**EXERCISE:** Identify and pull out each line of the entries in which "الحلال" occurs.

● ● ●

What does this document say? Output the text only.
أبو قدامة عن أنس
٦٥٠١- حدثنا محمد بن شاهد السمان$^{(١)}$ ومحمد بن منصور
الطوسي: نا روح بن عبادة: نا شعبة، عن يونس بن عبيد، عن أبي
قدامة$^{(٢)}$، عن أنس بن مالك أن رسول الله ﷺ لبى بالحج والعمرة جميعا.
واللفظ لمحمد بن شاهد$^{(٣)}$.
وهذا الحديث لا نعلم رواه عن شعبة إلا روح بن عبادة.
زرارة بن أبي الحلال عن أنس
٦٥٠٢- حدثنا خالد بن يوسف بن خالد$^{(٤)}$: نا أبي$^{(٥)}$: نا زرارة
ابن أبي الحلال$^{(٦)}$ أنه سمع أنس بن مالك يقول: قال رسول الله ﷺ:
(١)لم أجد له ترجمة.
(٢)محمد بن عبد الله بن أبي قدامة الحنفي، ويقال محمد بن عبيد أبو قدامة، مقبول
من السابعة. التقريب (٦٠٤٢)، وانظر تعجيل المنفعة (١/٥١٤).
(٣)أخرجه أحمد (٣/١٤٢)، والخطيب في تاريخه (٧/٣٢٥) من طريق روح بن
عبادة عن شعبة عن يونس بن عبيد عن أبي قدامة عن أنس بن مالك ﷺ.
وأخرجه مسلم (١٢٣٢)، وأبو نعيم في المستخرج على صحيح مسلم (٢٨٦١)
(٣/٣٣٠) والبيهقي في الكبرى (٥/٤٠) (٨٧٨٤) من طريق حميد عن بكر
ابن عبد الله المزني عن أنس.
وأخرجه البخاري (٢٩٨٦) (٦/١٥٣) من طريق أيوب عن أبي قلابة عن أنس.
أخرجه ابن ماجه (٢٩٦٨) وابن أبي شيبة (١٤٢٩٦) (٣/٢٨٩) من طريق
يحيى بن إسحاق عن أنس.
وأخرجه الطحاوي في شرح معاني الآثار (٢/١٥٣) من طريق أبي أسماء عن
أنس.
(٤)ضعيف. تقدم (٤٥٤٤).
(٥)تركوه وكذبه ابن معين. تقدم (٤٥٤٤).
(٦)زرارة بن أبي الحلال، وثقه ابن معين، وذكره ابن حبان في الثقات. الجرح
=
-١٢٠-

● ● ●

**ANSWER TO THIS TASK:**
زرارة بن أبي الحلال عن أنس
ابن أبي الحلال$^{(٦)}$ أنه سمع أنس بن مالك يقول: قال رسول الله ﷺ:
(٦)زرارة بن أبي الحلال، وثقه ابن معين، وذكره ابن حبان في الثقات. الجرح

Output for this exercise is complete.